(Dataset listings of figures)
⟨

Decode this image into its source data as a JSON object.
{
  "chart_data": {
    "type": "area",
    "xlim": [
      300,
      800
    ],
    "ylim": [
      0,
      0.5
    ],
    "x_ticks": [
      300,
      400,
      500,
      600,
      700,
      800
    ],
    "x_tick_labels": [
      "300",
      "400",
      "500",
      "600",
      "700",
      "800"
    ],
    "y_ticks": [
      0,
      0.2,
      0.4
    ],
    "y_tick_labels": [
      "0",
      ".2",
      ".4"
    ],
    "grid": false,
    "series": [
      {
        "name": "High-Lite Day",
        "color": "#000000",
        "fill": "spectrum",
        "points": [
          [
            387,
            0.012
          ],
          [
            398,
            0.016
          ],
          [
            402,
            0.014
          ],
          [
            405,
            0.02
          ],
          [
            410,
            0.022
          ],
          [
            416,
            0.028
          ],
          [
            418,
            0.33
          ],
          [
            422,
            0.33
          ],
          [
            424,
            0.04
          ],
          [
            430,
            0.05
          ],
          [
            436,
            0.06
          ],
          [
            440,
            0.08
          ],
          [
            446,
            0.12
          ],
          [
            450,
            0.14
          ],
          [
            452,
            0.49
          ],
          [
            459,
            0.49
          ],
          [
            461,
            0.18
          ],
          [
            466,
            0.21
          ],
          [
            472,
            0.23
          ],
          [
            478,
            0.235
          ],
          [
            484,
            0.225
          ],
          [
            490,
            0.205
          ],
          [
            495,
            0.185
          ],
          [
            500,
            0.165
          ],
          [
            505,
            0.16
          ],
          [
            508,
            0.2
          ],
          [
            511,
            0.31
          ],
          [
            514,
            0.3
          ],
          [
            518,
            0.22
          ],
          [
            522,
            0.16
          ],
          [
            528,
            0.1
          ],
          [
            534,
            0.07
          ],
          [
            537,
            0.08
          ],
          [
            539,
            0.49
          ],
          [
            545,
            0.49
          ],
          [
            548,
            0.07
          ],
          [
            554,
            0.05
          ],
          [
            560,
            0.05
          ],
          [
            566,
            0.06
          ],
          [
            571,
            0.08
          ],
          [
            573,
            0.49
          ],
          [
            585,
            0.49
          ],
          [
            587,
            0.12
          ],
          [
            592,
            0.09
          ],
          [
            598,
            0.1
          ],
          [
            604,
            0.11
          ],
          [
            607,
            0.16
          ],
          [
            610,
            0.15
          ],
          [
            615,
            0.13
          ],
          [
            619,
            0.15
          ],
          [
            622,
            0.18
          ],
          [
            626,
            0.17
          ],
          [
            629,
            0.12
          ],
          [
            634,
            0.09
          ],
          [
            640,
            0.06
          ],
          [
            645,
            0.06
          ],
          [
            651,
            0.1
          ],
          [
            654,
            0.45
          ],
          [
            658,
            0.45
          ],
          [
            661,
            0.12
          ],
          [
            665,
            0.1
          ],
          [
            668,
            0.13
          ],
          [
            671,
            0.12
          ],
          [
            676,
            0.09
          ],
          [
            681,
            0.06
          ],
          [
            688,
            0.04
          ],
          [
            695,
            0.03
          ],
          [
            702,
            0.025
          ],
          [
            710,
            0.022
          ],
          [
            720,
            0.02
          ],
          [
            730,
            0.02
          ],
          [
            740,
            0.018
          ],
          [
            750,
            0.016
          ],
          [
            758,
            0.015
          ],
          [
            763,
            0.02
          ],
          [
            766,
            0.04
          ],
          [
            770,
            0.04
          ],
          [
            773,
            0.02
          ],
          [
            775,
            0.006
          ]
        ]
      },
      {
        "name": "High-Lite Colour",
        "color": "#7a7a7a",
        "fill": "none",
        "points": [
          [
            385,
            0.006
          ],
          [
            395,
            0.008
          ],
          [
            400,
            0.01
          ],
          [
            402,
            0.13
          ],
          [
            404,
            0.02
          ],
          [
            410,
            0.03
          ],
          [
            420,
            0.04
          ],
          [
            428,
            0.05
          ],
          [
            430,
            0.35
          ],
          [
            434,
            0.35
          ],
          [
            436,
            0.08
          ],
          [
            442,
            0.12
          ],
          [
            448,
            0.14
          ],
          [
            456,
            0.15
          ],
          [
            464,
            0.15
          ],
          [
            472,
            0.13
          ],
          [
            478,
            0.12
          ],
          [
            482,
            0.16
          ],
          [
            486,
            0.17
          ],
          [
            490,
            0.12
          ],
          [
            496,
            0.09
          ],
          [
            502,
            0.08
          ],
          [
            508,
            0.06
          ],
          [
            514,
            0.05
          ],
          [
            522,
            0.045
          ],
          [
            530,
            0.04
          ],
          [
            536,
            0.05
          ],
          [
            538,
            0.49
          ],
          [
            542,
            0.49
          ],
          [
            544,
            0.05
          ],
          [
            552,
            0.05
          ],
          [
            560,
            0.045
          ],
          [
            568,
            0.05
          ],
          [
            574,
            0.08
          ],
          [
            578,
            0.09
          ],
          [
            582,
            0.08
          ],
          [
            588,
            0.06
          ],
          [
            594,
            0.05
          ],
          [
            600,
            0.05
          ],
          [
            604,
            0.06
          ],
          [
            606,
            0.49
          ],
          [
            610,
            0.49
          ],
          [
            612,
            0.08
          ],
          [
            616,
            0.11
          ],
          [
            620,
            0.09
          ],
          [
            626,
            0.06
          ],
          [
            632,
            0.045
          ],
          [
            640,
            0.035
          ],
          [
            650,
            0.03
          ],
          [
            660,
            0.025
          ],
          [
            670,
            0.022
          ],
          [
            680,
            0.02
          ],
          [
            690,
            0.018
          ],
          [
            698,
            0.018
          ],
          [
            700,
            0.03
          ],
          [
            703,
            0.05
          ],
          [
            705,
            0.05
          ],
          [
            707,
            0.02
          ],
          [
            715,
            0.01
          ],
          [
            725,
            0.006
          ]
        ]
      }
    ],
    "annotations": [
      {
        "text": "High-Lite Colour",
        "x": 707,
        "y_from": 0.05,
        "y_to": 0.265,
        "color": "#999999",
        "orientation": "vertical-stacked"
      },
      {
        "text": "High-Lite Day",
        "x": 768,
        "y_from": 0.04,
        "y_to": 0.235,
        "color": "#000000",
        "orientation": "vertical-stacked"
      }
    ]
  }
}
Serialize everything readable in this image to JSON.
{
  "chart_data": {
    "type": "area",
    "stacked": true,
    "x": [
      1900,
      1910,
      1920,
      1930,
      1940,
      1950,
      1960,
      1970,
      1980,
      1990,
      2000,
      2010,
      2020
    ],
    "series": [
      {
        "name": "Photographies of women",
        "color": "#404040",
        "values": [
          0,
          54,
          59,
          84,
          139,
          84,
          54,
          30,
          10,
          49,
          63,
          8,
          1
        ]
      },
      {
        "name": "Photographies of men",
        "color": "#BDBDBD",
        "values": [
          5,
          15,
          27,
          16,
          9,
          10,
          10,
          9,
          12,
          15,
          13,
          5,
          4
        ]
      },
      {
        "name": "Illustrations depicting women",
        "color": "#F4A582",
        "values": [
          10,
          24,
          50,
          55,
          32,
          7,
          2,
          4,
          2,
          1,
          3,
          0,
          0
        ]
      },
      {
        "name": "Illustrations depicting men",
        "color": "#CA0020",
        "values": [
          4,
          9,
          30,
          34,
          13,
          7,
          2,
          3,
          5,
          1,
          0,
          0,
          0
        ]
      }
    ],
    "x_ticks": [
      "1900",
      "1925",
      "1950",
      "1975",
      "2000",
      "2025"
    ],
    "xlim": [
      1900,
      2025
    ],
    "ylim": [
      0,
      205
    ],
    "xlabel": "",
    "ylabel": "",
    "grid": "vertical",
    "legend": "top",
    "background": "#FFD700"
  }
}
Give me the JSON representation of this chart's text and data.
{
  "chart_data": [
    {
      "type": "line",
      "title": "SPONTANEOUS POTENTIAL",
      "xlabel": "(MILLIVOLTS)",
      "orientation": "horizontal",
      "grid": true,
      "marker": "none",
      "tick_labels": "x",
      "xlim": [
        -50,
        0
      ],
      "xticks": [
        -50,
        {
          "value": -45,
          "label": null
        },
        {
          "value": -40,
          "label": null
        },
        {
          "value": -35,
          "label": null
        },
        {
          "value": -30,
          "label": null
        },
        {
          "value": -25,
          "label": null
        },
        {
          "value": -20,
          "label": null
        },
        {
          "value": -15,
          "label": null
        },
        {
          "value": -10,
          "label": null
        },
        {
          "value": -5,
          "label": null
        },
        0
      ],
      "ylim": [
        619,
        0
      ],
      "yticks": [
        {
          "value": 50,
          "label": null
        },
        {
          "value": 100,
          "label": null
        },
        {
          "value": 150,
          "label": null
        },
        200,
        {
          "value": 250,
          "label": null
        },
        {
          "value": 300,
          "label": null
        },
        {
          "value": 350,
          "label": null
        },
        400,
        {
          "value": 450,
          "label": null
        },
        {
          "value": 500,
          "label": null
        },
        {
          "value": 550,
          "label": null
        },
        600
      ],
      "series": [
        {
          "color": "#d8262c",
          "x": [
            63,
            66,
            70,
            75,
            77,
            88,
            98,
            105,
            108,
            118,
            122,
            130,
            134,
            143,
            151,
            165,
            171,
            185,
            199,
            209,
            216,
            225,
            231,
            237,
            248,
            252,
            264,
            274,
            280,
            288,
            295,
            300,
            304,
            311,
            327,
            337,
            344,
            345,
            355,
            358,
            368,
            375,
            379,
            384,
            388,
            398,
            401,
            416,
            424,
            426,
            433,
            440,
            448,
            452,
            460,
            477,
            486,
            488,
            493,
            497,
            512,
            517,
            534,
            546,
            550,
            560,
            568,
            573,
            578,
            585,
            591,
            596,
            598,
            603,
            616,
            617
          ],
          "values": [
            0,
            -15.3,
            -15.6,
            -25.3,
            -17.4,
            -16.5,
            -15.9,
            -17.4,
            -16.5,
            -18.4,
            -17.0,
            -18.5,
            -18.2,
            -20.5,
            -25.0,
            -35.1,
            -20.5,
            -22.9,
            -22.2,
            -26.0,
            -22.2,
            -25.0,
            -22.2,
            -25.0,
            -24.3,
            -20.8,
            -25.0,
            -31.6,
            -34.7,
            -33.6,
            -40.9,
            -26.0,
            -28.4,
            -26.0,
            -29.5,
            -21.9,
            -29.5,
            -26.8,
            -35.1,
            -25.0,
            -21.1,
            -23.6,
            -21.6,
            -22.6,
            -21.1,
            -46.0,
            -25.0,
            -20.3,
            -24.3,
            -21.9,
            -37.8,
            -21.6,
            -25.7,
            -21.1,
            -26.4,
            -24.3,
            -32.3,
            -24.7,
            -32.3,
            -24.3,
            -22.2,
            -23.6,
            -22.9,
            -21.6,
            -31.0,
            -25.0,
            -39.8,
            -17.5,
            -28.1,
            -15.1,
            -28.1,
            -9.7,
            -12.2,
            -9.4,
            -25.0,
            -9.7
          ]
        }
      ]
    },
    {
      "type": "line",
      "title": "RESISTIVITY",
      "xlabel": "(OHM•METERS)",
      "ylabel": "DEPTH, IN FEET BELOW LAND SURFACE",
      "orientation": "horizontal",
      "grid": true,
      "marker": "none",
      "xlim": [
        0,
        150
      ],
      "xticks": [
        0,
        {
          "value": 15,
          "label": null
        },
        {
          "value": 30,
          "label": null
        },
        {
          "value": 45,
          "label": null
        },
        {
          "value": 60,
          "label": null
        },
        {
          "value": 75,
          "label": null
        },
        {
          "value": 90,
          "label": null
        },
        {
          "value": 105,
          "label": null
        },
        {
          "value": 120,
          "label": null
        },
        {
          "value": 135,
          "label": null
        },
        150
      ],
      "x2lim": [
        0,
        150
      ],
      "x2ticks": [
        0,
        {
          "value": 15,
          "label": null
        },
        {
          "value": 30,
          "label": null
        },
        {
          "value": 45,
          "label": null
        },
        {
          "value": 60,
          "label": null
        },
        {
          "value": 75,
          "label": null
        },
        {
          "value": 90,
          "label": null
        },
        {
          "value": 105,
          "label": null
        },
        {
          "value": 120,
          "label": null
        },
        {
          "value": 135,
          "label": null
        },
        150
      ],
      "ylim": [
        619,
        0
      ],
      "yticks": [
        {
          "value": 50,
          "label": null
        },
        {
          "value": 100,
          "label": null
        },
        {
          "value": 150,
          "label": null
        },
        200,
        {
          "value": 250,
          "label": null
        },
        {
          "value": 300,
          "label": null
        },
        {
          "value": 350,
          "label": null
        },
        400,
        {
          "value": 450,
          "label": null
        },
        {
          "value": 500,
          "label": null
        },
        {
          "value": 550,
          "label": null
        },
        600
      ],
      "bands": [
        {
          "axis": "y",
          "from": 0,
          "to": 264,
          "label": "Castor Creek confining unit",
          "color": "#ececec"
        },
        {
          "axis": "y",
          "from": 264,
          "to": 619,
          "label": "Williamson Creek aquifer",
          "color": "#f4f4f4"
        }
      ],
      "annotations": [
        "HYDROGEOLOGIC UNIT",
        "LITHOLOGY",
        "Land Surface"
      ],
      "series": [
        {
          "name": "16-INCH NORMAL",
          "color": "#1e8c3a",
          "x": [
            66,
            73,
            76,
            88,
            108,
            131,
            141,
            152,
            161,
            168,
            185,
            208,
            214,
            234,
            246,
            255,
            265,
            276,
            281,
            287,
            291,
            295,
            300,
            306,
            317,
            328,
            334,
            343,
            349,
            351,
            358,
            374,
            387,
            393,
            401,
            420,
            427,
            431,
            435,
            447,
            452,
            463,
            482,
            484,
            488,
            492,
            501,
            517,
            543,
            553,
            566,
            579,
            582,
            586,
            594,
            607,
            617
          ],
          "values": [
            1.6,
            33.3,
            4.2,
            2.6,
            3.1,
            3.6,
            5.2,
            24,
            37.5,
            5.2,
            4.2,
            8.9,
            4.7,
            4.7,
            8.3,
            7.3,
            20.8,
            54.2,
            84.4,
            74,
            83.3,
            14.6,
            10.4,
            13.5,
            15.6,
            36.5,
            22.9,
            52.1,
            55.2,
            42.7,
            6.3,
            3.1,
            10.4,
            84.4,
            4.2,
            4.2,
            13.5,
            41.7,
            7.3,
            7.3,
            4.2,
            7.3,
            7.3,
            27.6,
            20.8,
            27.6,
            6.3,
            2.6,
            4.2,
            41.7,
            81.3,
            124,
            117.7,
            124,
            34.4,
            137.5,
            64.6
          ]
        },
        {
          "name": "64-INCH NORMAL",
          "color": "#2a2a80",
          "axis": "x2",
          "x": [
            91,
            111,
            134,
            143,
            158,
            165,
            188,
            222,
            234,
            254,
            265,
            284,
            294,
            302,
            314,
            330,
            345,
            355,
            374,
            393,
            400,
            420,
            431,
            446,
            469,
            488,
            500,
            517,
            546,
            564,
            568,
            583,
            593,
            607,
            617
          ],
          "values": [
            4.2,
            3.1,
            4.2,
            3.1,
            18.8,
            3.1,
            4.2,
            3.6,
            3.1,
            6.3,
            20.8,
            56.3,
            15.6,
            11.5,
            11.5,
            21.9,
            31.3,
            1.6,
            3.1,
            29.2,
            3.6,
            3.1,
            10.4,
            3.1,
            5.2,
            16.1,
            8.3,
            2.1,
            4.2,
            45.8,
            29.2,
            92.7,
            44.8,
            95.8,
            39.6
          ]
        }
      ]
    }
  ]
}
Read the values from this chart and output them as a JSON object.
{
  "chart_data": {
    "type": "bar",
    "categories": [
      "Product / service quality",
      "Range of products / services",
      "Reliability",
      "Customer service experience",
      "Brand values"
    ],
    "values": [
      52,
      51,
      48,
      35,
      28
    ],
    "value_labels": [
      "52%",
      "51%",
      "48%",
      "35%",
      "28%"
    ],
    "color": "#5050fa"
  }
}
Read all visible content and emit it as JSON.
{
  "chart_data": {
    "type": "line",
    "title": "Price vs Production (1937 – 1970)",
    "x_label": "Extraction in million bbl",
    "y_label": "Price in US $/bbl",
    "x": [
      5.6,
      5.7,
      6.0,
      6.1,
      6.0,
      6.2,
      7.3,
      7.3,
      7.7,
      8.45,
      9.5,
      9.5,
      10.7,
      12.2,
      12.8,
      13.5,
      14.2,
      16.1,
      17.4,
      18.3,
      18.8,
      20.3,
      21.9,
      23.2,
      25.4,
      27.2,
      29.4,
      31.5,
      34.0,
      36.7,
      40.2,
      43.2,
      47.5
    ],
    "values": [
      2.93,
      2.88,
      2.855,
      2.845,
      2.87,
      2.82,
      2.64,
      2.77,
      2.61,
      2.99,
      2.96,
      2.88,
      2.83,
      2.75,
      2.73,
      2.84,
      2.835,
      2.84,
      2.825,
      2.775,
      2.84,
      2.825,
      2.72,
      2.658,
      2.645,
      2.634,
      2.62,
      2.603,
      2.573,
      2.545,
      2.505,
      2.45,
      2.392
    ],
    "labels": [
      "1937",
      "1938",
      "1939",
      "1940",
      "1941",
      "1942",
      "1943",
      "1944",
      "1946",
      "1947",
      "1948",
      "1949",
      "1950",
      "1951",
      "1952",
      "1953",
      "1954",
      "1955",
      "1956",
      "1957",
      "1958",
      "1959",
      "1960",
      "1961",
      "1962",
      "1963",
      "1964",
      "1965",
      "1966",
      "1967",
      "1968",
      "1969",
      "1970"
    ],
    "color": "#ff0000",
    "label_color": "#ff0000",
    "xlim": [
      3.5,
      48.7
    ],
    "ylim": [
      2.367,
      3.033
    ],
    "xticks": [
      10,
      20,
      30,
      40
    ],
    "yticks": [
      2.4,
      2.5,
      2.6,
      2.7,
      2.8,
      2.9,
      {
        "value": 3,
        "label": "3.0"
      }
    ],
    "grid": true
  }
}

⟩

# PROBLEM REQUIREMENTS
Which lines of the data include "INCH"? Copy each of them.

# WORKED ANSWER
          "name": "16-INCH NORMAL",
          "name": "64-INCH NORMAL",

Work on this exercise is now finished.